Data records —
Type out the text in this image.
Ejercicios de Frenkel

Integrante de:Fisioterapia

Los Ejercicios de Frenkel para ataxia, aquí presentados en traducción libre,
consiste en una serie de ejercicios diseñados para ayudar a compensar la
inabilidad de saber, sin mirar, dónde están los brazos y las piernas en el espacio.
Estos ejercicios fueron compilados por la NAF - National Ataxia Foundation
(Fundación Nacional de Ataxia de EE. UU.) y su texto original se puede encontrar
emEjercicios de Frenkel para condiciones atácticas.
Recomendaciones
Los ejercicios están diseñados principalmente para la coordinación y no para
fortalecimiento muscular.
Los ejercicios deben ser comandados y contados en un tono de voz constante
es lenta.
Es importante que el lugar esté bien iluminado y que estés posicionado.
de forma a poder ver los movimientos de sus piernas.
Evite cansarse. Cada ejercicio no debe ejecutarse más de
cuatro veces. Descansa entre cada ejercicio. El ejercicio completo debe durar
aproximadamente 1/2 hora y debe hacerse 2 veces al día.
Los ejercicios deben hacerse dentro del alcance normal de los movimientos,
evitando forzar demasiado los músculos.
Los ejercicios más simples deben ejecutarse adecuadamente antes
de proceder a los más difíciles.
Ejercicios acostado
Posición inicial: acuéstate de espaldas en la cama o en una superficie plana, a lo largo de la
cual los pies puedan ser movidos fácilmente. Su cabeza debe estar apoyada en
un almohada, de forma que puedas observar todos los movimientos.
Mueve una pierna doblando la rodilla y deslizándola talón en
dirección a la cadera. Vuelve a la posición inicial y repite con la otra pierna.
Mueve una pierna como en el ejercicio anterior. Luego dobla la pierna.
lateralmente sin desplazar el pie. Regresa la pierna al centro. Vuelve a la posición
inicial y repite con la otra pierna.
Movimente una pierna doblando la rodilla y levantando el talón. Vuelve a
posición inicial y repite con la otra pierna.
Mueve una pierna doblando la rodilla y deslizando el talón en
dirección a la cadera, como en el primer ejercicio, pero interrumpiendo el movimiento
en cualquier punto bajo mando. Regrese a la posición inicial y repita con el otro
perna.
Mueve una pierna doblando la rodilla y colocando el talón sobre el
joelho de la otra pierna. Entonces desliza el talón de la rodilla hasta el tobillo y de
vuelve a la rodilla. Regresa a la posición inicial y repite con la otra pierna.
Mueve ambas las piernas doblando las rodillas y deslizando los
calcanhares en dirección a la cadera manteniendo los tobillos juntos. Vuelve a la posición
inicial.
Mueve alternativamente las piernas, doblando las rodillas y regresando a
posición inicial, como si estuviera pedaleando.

Exercise task — Going through the entries above, report how many lines include the string "deben". The number alone is the answer.

The output — 3